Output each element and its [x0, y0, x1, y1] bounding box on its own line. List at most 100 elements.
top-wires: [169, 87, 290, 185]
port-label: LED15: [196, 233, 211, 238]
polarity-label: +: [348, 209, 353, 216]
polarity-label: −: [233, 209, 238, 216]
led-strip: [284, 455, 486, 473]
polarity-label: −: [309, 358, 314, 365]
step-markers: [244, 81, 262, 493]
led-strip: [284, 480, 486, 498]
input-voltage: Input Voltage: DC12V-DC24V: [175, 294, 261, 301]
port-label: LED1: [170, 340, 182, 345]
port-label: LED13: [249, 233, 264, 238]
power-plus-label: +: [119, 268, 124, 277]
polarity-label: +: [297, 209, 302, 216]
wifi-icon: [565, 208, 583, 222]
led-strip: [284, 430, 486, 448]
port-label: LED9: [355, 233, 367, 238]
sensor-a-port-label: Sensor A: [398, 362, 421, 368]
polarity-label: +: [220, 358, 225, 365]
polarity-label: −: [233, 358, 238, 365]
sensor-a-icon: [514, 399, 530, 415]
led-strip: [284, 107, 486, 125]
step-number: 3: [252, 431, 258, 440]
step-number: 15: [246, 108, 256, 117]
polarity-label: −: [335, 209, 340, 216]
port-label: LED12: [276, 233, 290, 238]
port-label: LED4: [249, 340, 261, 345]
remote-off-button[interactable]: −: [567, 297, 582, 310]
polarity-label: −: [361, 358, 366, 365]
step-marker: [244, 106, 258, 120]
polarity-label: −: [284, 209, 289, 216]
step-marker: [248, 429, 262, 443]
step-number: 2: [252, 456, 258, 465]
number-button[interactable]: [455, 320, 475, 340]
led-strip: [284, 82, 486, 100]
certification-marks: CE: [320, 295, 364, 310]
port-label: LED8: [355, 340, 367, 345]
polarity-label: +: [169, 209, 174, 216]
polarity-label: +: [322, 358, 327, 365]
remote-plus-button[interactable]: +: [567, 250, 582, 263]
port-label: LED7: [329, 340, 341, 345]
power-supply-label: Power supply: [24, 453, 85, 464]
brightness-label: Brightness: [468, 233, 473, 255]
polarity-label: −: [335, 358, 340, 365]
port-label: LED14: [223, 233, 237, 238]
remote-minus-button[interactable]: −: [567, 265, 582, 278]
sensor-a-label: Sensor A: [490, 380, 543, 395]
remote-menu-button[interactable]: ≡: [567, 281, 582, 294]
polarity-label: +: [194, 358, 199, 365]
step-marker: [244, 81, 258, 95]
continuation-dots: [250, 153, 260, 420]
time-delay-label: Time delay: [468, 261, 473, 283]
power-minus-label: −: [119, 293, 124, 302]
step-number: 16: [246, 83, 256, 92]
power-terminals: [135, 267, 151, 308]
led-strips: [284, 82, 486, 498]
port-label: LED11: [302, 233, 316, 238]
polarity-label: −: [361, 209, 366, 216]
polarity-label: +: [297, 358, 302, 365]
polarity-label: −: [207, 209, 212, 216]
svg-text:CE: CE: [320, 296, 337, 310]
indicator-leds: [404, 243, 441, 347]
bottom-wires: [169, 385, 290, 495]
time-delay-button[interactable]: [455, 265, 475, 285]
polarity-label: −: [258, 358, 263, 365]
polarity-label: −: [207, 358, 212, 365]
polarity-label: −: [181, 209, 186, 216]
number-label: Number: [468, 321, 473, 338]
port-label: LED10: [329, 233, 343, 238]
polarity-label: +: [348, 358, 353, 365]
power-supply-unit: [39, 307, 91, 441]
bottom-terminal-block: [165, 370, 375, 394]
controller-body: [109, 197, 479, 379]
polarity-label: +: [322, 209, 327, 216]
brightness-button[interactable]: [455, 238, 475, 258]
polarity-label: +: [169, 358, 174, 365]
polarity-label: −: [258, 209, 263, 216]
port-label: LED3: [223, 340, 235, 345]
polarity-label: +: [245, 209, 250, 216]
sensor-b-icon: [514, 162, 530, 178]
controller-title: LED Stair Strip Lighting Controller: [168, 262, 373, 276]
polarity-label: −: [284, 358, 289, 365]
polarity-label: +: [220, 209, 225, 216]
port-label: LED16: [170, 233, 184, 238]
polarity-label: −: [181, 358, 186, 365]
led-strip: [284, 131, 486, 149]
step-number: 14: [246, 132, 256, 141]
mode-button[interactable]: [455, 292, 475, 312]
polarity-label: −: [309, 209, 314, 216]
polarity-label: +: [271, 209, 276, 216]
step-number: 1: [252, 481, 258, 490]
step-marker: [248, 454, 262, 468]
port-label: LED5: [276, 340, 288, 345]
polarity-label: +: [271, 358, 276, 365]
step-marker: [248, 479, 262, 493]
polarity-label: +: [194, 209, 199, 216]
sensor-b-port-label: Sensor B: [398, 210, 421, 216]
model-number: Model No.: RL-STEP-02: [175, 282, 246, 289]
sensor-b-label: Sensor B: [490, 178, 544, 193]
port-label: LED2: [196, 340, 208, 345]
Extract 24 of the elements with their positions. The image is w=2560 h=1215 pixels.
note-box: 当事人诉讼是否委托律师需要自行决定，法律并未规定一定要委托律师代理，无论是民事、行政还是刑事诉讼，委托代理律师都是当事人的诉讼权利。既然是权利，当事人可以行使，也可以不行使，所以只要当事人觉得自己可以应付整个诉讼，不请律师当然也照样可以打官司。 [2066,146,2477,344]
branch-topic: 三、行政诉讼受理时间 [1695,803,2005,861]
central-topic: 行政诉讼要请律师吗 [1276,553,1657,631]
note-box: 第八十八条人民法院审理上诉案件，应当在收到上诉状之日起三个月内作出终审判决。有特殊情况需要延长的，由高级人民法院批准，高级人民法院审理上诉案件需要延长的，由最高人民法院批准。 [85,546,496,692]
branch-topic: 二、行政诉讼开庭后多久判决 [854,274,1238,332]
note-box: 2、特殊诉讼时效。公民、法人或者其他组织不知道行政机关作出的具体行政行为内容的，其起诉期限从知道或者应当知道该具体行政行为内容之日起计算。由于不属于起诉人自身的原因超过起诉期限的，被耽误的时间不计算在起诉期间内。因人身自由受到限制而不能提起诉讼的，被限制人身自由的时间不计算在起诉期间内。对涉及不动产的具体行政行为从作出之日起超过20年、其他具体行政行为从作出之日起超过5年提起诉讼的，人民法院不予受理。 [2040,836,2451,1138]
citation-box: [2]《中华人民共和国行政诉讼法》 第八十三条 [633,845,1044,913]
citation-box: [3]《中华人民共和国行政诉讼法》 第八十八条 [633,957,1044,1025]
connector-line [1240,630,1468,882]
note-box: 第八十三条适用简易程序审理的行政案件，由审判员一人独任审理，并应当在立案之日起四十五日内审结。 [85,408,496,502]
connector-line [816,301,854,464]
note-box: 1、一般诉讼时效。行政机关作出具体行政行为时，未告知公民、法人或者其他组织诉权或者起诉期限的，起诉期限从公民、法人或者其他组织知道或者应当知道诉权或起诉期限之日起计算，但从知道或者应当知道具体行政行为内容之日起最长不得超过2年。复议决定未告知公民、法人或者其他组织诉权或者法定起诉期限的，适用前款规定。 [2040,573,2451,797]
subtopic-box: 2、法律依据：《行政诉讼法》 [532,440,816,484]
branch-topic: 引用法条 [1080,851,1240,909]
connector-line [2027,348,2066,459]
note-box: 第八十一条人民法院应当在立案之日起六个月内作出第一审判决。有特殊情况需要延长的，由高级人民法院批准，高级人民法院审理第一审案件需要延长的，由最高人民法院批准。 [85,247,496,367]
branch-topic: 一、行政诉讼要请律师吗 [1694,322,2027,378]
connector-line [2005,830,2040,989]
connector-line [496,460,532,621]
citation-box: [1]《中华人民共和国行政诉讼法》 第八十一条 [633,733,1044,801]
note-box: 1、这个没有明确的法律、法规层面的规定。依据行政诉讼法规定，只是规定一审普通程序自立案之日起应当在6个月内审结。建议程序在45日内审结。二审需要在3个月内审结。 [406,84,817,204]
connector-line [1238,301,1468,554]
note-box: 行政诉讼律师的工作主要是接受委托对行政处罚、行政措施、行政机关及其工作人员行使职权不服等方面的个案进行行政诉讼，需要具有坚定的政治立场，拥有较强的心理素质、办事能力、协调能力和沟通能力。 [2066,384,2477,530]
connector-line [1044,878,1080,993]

#####

- What is expected -
Count the lines above that contain the string "由高级人民法院批准", and reply with that number only.

- Correct output -
2